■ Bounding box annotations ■
━━━━━━

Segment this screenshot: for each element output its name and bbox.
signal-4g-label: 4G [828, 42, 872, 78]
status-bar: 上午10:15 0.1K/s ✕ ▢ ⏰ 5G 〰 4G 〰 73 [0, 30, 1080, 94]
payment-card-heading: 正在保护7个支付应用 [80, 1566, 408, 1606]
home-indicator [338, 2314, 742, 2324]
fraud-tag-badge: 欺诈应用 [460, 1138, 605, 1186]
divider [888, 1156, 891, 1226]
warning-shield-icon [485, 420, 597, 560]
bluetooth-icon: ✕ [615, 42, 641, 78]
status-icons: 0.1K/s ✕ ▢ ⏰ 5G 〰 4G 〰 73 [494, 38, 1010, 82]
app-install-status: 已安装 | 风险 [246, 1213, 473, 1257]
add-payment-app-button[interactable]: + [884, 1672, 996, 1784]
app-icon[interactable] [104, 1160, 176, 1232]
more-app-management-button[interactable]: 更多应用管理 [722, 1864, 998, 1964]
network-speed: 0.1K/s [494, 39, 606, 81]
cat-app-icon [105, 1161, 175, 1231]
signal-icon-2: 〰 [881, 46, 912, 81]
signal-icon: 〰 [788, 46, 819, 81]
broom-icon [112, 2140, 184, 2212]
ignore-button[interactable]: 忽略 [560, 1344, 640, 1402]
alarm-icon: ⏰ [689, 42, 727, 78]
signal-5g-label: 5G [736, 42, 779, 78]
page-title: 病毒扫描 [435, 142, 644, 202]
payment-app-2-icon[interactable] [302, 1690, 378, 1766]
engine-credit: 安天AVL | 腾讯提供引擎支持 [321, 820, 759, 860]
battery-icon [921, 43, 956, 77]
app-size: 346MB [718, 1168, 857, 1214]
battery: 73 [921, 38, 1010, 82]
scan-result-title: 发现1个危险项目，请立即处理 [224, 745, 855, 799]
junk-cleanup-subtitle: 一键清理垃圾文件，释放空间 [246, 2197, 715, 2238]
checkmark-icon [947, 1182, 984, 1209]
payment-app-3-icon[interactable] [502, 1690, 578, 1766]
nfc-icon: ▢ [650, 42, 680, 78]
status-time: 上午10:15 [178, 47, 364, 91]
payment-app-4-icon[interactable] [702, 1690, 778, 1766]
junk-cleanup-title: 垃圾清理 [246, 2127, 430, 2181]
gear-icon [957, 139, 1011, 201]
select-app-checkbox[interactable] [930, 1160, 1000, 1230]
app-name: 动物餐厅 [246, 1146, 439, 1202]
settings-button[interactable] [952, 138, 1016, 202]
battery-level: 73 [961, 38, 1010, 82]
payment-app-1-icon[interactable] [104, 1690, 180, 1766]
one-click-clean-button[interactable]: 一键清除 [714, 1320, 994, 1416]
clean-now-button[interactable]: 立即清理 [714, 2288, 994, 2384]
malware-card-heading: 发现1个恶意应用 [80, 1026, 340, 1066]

━━━━━━

■ The exercise ■
Put all of the rows above into a numbered list, leaving out any blank lines.

■ The result ■
1. Segment this screenshot: for each element output its name and bbox.
2. signal-4g-label: 4G [828, 42, 872, 78]
3. status-bar: 上午10:15 0.1K/s ✕ ▢ ⏰ 5G 〰 4G 〰 73 [0, 30, 1080, 94]
4. payment-card-heading: 正在保护7个支付应用 [80, 1566, 408, 1606]
5. home-indicator [338, 2314, 742, 2324]
6. fraud-tag-badge: 欺诈应用 [460, 1138, 605, 1186]
7. divider [888, 1156, 891, 1226]
8. warning-shield-icon [485, 420, 597, 560]
9. bluetooth-icon: ✕ [615, 42, 641, 78]
10. status-icons: 0.1K/s ✕ ▢ ⏰ 5G 〰 4G 〰 73 [494, 38, 1010, 82]
11. app-install-status: 已安装 | 风险 [246, 1213, 473, 1257]
12. add-payment-app-button[interactable]: + [884, 1672, 996, 1784]
13. app-icon[interactable] [104, 1160, 176, 1232]
14. more-app-management-button[interactable]: 更多应用管理 [722, 1864, 998, 1964]
15. network-speed: 0.1K/s [494, 39, 606, 81]
16. cat-app-icon [105, 1161, 175, 1231]
17. signal-icon-2: 〰 [881, 46, 912, 81]
18. signal-icon: 〰 [788, 46, 819, 81]
19. broom-icon [112, 2140, 184, 2212]
20. ignore-button[interactable]: 忽略 [560, 1344, 640, 1402]
21. alarm-icon: ⏰ [689, 42, 727, 78]
22. signal-5g-label: 5G [736, 42, 779, 78]
23. page-title: 病毒扫描 [435, 142, 644, 202]
24. payment-app-2-icon[interactable] [302, 1690, 378, 1766]
25. engine-credit: 安天AVL | 腾讯提供引擎支持 [321, 820, 759, 860]
26. battery-icon [921, 43, 956, 77]
27. app-size: 346MB [718, 1168, 857, 1214]
28. battery: 73 [921, 38, 1010, 82]
29. scan-result-title: 发现1个危险项目，请立即处理 [224, 745, 855, 799]
30. junk-cleanup-subtitle: 一键清理垃圾文件，释放空间 [246, 2197, 715, 2238]
31. checkmark-icon [947, 1182, 984, 1209]
32. payment-app-3-icon[interactable] [502, 1690, 578, 1766]
33. nfc-icon: ▢ [650, 42, 680, 78]
34. status-time: 上午10:15 [178, 47, 364, 91]
35. payment-app-4-icon[interactable] [702, 1690, 778, 1766]
36. junk-cleanup-title: 垃圾清理 [246, 2127, 430, 2181]
37. gear-icon [957, 139, 1011, 201]
38. select-app-checkbox[interactable] [930, 1160, 1000, 1230]
39. app-name: 动物餐厅 [246, 1146, 439, 1202]
40. settings-button[interactable] [952, 138, 1016, 202]
41. battery-level: 73 [961, 38, 1010, 82]
42. payment-app-1-icon[interactable] [104, 1690, 180, 1766]
43. one-click-clean-button[interactable]: 一键清除 [714, 1320, 994, 1416]
44. clean-now-button[interactable]: 立即清理 [714, 2288, 994, 2384]
45. malware-card-heading: 发现1个恶意应用 [80, 1026, 340, 1066]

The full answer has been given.